### Supplied information
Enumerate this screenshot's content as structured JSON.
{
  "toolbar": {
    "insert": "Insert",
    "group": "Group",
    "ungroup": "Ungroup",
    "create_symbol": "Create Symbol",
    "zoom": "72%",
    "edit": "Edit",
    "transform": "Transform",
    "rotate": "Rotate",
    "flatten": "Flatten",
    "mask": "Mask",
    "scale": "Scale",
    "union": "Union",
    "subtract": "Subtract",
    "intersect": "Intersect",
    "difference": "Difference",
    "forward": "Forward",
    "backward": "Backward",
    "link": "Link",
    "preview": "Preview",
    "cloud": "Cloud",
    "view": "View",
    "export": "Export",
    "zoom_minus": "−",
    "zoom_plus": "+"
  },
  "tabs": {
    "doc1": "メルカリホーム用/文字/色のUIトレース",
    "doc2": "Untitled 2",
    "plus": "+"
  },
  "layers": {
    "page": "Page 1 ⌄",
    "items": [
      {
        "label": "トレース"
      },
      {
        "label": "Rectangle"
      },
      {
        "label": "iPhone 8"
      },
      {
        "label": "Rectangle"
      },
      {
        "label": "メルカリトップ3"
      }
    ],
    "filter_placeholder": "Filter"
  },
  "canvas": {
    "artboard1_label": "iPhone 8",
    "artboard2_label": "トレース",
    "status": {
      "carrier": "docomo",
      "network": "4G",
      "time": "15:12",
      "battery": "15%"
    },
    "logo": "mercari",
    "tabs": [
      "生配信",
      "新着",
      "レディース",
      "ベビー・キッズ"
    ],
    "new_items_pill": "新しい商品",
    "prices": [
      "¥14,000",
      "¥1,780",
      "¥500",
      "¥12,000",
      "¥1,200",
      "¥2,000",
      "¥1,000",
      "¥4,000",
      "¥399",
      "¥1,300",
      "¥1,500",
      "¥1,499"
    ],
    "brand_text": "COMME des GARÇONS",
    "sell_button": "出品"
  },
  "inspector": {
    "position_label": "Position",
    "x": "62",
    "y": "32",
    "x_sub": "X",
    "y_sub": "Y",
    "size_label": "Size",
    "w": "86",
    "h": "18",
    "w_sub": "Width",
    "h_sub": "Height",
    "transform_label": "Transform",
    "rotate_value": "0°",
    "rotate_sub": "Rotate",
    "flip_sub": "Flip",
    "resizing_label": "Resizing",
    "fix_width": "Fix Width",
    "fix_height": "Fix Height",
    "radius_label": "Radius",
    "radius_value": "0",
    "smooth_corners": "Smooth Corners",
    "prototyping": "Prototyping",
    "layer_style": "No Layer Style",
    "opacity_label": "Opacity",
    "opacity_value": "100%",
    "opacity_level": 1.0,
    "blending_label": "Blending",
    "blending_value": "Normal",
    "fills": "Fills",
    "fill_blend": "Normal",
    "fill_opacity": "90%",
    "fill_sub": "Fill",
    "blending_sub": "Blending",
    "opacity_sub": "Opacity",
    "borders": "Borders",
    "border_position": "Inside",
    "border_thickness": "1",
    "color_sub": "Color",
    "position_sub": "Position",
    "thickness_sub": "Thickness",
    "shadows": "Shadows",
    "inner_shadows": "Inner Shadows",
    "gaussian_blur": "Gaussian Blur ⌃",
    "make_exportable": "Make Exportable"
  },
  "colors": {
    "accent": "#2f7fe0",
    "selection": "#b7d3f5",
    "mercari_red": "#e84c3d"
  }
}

### Task
What do the records say? Quote them all exactly.

### Full response
Enumerate this screenshot's content as structured JSON.
{
  "toolbar": {
    "insert": "Insert",
    "group": "Group",
    "ungroup": "Ungroup",
    "create_symbol": "Create Symbol",
    "zoom": "72%",
    "edit": "Edit",
    "transform": "Transform",
    "rotate": "Rotate",
    "flatten": "Flatten",
    "mask": "Mask",
    "scale": "Scale",
    "union": "Union",
    "subtract": "Subtract",
    "intersect": "Intersect",
    "difference": "Difference",
    "forward": "Forward",
    "backward": "Backward",
    "link": "Link",
    "preview": "Preview",
    "cloud": "Cloud",
    "view": "View",
    "export": "Export",
    "zoom_minus": "−",
    "zoom_plus": "+"
  },
  "tabs": {
    "doc1": "メルカリホーム用/文字/色のUIトレース",
    "doc2": "Untitled 2",
    "plus": "+"
  },
  "layers": {
    "page": "Page 1 ⌄",
    "items": [
      {
        "label": "トレース"
      },
      {
        "label": "Rectangle"
      },
      {
        "label": "iPhone 8"
      },
      {
        "label": "Rectangle"
      },
      {
        "label": "メルカリトップ3"
      }
    ],
    "filter_placeholder": "Filter"
  },
  "canvas": {
    "artboard1_label": "iPhone 8",
    "artboard2_label": "トレース",
    "status": {
      "carrier": "docomo",
      "network": "4G",
      "time": "15:12",
      "battery": "15%"
    },
    "logo": "mercari",
    "tabs": [
      "生配信",
      "新着",
      "レディース",
      "ベビー・キッズ"
    ],
    "new_items_pill": "新しい商品",
    "prices": [
      "¥14,000",
      "¥1,780",
      "¥500",
      "¥12,000",
      "¥1,200",
      "¥2,000",
      "¥1,000",
      "¥4,000",
      "¥399",
      "¥1,300",
      "¥1,500",
      "¥1,499"
    ],
    "brand_text": "COMME des GARÇONS",
    "sell_button": "出品"
  },
  "inspector": {
    "position_label": "Position",
    "x": "62",
    "y": "32",
    "x_sub": "X",
    "y_sub": "Y",
    "size_label": "Size",
    "w": "86",
    "h": "18",
    "w_sub": "Width",
    "h_sub": "Height",
    "transform_label": "Transform",
    "rotate_value": "0°",
    "rotate_sub": "Rotate",
    "flip_sub": "Flip",
    "resizing_label": "Resizing",
    "fix_width": "Fix Width",
    "fix_height": "Fix Height",
    "radius_label": "Radius",
    "radius_value": "0",
    "smooth_corners": "Smooth Corners",
    "prototyping": "Prototyping",
    "layer_style": "No Layer Style",
    "opacity_label": "Opacity",
    "opacity_value": "100%",
    "opacity_level": 1.0,
    "blending_label": "Blending",
    "blending_value": "Normal",
    "fills": "Fills",
    "fill_blend": "Normal",
    "fill_opacity": "90%",
    "fill_sub": "Fill",
    "blending_sub": "Blending",
    "opacity_sub": "Opacity",
    "borders": "Borders",
    "border_position": "Inside",
    "border_thickness": "1",
    "color_sub": "Color",
    "position_sub": "Position",
    "thickness_sub": "Thickness",
    "shadows": "Shadows",
    "inner_shadows": "Inner Shadows",
    "gaussian_blur": "Gaussian Blur ⌃",
    "make_exportable": "Make Exportable"
  },
  "colors": {
    "accent": "#2f7fe0",
    "selection": "#b7d3f5",
    "mercari_red": "#e84c3d"
  }
}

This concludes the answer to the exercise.